─── SUPPLIED DATA ───

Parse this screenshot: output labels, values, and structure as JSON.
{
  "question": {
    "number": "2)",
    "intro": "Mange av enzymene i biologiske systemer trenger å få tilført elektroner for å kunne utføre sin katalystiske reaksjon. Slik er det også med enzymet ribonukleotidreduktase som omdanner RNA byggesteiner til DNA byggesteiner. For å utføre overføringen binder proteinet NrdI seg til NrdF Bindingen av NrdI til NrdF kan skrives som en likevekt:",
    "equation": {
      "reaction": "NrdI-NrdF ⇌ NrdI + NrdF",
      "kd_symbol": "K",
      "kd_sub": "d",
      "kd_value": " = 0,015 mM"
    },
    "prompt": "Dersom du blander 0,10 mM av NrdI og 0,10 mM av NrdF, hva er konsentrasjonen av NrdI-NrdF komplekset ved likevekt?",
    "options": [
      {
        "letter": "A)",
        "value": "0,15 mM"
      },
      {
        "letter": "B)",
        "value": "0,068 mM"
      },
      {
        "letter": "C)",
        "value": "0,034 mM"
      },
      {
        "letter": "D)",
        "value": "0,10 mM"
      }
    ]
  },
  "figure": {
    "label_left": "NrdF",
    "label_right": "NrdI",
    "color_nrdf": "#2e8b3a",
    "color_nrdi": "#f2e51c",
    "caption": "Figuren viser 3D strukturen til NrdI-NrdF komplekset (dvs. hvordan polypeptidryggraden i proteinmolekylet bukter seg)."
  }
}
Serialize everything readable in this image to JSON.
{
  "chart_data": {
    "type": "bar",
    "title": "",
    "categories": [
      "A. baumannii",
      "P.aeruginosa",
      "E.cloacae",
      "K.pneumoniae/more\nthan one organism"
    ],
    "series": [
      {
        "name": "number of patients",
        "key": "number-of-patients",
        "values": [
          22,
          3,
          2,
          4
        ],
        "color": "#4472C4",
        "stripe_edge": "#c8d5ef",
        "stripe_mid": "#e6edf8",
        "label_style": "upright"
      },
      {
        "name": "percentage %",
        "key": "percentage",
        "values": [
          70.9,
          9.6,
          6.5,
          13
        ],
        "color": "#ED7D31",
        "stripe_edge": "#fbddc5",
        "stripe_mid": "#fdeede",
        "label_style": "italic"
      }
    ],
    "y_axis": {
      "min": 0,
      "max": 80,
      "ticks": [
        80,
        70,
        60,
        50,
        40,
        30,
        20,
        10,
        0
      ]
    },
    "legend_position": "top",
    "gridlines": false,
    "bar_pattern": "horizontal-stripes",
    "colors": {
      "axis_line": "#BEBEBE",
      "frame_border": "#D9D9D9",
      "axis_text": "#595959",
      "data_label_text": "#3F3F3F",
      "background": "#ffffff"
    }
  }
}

───

• **WHAT YOU WILL DO**
Wherever "JSON" occurs in the records above, copy the line it sits in.

• **ANSWER TO THIS EXERCISE**
Parse this screenshot: output labels, values, and structure as JSON.
Serialize everything readable in this image to JSON.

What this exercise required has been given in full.